Short task: Search the data below for the word "construct" and copy each line that holds it.

** Start Material **

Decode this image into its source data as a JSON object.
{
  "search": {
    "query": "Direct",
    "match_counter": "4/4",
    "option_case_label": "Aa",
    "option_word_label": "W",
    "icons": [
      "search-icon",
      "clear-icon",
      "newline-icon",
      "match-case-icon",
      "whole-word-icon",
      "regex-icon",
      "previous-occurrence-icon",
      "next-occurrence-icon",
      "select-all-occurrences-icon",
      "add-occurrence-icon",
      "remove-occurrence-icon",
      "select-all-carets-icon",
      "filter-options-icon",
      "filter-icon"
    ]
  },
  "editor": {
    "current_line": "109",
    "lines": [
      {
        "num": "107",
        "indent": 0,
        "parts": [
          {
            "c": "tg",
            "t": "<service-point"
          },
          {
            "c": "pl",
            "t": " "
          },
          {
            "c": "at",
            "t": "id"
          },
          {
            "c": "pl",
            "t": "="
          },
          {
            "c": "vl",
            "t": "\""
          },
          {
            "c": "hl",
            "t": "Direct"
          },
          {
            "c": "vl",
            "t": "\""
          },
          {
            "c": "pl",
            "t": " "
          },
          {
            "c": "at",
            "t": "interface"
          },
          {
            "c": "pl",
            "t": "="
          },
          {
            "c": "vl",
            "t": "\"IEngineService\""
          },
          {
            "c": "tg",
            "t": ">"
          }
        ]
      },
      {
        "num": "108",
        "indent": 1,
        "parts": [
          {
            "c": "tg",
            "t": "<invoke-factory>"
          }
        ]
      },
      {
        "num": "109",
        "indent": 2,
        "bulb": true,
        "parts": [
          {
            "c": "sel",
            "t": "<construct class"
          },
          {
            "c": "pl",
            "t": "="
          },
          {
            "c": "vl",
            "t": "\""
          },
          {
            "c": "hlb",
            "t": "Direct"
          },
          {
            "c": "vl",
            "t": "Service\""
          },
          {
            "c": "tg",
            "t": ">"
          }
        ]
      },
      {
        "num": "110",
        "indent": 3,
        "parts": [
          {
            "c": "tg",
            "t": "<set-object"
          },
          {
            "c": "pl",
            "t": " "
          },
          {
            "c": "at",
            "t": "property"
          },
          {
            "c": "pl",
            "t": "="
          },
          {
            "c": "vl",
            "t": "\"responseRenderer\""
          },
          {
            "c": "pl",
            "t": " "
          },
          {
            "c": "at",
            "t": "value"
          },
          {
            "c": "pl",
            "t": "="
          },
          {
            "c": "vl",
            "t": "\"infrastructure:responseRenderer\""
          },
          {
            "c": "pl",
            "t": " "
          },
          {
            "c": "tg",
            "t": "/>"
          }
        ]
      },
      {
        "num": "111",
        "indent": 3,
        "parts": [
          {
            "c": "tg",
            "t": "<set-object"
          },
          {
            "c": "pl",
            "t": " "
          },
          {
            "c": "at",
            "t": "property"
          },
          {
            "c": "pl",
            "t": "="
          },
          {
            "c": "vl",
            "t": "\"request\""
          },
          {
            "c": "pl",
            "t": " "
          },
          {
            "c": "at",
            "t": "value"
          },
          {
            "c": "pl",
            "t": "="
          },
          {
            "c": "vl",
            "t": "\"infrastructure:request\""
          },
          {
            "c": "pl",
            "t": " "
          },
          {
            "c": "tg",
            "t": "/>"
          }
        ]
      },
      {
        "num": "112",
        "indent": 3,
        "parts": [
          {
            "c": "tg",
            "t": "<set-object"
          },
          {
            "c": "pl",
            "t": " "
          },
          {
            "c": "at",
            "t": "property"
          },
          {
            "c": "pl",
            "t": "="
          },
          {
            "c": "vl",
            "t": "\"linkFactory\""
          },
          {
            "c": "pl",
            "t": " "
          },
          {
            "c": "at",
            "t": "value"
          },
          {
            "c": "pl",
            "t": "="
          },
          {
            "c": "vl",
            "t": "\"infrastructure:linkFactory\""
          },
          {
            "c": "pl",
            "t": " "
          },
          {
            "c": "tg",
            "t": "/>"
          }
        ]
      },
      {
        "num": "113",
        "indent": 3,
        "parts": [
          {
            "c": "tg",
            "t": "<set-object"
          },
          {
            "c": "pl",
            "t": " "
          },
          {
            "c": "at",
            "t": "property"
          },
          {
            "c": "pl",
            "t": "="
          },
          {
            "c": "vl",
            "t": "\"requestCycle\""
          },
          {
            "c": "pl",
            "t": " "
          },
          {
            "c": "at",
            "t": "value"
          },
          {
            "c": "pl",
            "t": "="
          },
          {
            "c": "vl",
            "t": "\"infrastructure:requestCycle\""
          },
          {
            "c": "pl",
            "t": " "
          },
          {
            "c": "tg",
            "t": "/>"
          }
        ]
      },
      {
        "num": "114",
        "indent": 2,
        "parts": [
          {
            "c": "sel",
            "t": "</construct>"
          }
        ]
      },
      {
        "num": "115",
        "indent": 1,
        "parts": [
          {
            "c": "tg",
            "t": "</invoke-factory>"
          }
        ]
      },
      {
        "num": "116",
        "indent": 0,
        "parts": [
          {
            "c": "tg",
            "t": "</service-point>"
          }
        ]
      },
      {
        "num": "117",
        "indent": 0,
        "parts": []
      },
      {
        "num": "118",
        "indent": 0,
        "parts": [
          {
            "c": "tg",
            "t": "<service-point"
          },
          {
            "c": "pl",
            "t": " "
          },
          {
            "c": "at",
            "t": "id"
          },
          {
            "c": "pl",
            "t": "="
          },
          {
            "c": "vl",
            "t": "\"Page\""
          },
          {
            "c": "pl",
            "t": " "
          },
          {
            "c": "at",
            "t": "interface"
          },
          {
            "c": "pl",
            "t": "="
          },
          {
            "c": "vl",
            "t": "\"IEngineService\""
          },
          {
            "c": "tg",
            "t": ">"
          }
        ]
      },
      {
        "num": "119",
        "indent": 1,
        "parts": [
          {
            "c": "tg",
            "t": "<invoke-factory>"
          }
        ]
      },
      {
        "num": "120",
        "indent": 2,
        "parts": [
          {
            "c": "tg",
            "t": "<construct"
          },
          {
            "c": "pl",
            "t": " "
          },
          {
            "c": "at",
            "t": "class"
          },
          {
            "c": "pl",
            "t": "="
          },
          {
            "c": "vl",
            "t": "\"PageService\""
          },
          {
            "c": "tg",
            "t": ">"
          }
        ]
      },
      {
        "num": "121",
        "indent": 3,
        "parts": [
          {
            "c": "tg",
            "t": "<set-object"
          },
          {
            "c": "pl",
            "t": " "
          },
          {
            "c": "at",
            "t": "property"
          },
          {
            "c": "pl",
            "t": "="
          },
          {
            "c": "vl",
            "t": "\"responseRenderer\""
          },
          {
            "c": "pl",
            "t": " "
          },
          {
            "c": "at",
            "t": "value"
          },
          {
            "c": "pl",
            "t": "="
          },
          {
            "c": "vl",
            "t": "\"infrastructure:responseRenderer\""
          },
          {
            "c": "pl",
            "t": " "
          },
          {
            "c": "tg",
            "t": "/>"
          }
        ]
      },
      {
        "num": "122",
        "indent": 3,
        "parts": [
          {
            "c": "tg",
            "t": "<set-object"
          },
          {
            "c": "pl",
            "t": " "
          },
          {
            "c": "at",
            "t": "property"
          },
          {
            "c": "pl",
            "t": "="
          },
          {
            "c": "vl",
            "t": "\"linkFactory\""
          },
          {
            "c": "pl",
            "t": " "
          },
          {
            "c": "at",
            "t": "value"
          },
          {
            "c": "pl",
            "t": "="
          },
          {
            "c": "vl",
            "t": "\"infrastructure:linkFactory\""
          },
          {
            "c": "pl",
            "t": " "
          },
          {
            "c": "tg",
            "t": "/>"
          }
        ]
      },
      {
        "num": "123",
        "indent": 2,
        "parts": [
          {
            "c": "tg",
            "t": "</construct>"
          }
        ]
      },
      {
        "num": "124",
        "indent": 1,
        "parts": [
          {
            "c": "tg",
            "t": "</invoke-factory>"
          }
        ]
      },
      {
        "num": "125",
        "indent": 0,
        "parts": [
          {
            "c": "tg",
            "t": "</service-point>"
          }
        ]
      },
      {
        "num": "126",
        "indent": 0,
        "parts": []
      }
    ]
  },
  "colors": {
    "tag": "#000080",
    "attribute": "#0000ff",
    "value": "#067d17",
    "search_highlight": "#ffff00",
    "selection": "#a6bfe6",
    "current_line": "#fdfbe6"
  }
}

** End Material **

Answer to the exercise:
            "t": "<construct class"
            "t": "</construct>"
            "t": "<construct"
            "t": "</construct>"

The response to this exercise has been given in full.